> [STATED GOAL]:
Convert everything from the start of the records down to and including the line containing "x-tick-label: 昌平 bbox=[429, 445, 456, 472]" into a numbered list, leaving out any blank lines.

(Element location listings)
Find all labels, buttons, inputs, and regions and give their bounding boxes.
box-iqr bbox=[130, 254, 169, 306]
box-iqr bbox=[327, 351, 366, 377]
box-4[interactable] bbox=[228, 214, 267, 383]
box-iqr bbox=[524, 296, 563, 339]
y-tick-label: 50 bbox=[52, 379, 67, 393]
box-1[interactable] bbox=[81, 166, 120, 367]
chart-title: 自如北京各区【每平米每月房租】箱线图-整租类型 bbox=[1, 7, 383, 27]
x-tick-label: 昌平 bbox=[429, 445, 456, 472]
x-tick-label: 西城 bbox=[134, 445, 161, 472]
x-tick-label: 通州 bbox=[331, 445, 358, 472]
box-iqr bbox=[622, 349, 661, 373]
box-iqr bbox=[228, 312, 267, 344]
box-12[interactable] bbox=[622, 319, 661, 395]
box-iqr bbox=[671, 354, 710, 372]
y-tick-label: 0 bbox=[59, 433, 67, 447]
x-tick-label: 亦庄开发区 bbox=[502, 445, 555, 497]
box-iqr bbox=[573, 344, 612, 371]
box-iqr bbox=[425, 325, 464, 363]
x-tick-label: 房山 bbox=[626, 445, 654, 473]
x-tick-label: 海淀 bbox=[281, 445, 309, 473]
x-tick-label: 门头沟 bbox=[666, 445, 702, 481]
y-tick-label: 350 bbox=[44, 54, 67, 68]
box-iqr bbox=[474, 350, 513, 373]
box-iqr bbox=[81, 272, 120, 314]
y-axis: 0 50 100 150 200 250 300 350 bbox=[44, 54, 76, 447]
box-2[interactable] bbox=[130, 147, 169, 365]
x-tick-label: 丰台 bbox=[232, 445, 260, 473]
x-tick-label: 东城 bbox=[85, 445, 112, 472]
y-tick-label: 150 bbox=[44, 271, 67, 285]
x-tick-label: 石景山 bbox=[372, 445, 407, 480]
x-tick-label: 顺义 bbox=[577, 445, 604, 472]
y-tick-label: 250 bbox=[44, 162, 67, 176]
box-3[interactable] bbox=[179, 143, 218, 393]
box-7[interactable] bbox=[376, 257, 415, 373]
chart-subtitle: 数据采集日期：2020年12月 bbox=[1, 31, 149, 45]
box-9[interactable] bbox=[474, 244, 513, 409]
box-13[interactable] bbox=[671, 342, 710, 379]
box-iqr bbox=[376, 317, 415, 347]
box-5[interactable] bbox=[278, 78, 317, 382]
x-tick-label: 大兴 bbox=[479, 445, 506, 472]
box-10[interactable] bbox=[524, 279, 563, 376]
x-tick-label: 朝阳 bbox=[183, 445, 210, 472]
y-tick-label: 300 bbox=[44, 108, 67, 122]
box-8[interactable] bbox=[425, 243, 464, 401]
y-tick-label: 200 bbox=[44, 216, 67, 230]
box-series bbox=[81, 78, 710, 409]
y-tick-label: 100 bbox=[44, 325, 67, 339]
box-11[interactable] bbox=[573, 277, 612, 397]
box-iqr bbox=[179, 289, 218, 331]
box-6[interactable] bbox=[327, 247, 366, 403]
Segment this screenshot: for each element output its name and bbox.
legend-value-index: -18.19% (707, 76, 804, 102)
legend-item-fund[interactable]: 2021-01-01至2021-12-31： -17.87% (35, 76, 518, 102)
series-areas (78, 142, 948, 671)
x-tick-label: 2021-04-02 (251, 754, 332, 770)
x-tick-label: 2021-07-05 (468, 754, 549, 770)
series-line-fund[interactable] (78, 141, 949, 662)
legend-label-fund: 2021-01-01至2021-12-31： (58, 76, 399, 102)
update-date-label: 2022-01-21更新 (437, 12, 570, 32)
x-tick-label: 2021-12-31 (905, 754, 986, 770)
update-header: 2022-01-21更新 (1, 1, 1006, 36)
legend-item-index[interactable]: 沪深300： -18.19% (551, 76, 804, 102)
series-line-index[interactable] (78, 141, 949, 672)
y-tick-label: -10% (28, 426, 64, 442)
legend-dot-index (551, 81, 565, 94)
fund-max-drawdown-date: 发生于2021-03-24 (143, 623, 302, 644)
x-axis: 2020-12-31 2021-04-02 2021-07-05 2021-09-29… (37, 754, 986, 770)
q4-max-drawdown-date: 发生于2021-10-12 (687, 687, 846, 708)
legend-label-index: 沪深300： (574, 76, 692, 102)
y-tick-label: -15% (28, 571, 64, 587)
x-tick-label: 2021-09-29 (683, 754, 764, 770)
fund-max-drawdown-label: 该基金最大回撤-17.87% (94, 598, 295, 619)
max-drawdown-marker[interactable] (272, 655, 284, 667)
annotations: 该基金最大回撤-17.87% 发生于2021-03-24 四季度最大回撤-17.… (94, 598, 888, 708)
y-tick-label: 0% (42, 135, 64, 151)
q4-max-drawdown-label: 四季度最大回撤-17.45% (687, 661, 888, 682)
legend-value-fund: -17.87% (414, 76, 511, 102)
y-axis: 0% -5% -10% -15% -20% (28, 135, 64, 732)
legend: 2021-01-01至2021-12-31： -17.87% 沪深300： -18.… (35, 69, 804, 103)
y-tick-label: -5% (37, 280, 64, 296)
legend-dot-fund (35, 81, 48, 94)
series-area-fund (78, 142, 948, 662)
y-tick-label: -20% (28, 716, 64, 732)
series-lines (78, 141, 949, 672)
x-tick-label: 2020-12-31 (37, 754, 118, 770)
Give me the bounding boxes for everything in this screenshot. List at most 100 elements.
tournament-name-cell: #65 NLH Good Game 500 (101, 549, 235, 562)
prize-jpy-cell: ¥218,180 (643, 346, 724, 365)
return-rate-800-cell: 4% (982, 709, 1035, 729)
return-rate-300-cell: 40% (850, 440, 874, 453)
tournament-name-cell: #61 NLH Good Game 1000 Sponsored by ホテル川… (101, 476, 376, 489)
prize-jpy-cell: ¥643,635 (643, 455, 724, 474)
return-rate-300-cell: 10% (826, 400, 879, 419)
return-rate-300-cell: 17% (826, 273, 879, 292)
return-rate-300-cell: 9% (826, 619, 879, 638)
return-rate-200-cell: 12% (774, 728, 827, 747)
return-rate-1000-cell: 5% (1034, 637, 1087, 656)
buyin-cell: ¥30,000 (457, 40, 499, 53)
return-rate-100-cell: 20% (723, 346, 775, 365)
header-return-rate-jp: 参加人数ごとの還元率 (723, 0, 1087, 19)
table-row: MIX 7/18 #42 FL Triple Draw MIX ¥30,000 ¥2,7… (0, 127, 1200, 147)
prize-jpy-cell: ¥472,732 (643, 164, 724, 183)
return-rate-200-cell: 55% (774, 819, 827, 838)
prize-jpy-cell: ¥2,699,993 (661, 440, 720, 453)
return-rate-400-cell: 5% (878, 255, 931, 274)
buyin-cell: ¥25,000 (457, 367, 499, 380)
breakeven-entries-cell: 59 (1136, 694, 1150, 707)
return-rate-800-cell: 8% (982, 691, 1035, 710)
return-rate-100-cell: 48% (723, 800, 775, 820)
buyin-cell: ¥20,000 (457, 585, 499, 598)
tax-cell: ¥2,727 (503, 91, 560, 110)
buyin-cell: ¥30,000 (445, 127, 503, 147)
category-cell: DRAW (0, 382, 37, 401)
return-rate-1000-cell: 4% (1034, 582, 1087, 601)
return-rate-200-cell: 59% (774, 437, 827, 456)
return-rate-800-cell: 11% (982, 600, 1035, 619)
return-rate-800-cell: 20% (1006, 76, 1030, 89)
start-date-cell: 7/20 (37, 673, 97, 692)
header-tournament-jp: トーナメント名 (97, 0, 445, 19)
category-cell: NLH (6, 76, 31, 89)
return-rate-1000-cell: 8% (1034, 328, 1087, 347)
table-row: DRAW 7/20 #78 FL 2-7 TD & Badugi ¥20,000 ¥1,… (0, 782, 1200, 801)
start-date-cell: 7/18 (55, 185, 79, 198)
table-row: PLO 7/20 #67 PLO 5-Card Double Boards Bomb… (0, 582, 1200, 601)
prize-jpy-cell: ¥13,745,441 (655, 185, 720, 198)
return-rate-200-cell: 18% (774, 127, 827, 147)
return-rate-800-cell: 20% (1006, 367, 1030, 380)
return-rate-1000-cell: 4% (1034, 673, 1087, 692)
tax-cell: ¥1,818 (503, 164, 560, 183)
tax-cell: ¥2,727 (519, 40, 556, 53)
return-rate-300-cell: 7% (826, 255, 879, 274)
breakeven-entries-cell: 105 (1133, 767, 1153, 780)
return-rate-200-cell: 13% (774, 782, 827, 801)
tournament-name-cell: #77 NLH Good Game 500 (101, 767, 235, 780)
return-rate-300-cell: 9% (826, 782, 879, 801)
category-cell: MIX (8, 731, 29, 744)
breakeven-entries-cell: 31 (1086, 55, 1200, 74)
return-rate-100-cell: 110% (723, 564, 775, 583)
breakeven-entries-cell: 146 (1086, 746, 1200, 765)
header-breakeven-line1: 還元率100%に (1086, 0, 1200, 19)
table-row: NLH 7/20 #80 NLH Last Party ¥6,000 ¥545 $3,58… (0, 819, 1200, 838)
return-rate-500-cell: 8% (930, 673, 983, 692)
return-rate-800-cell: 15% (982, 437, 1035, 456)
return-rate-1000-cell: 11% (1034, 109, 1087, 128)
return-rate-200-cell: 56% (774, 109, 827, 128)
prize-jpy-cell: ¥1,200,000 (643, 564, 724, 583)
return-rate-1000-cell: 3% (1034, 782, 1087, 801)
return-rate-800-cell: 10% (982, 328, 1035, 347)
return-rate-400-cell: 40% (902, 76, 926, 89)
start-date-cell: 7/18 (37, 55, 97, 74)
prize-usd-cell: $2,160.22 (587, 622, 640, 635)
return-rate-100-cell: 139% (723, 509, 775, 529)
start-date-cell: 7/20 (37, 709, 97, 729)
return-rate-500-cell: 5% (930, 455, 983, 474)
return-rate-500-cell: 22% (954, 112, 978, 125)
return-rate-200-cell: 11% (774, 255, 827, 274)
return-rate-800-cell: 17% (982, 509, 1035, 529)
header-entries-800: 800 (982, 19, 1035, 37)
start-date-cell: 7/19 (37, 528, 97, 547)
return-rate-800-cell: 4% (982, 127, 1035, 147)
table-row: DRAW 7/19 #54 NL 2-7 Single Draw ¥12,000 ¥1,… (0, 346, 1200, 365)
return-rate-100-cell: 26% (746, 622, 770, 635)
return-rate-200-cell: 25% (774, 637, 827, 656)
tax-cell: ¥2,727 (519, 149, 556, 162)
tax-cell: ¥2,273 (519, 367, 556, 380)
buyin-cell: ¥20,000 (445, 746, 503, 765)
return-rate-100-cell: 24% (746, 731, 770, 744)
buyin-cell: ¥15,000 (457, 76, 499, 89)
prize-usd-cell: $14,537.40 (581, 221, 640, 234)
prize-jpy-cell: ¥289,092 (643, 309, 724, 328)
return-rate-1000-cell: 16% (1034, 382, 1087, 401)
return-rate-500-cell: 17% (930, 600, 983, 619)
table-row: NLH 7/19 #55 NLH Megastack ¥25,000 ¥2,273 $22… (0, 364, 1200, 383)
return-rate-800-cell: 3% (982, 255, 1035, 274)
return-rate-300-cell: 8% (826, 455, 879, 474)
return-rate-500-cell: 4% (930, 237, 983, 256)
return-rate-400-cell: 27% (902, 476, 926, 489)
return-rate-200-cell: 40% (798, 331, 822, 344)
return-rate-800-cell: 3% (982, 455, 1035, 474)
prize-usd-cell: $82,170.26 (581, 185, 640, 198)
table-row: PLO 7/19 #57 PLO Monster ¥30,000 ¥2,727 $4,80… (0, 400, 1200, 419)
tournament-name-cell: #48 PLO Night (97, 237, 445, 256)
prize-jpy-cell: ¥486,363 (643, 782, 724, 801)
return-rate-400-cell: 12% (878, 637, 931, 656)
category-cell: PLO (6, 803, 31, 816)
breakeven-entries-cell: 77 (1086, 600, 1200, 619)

> [EXERCISE ANSWER]:
1. Find all labels, buttons, inputs, and regions and give their bounding boxes.
2. box-iqr bbox=[130, 254, 169, 306]
3. box-iqr bbox=[327, 351, 366, 377]
4. box-4[interactable] bbox=[228, 214, 267, 383]
5. box-iqr bbox=[524, 296, 563, 339]
6. y-tick-label: 50 bbox=[52, 379, 67, 393]
7. box-1[interactable] bbox=[81, 166, 120, 367]
8. chart-title: 自如北京各区【每平米每月房租】箱线图-整租类型 bbox=[1, 7, 383, 27]
9. x-tick-label: 昌平 bbox=[429, 445, 456, 472]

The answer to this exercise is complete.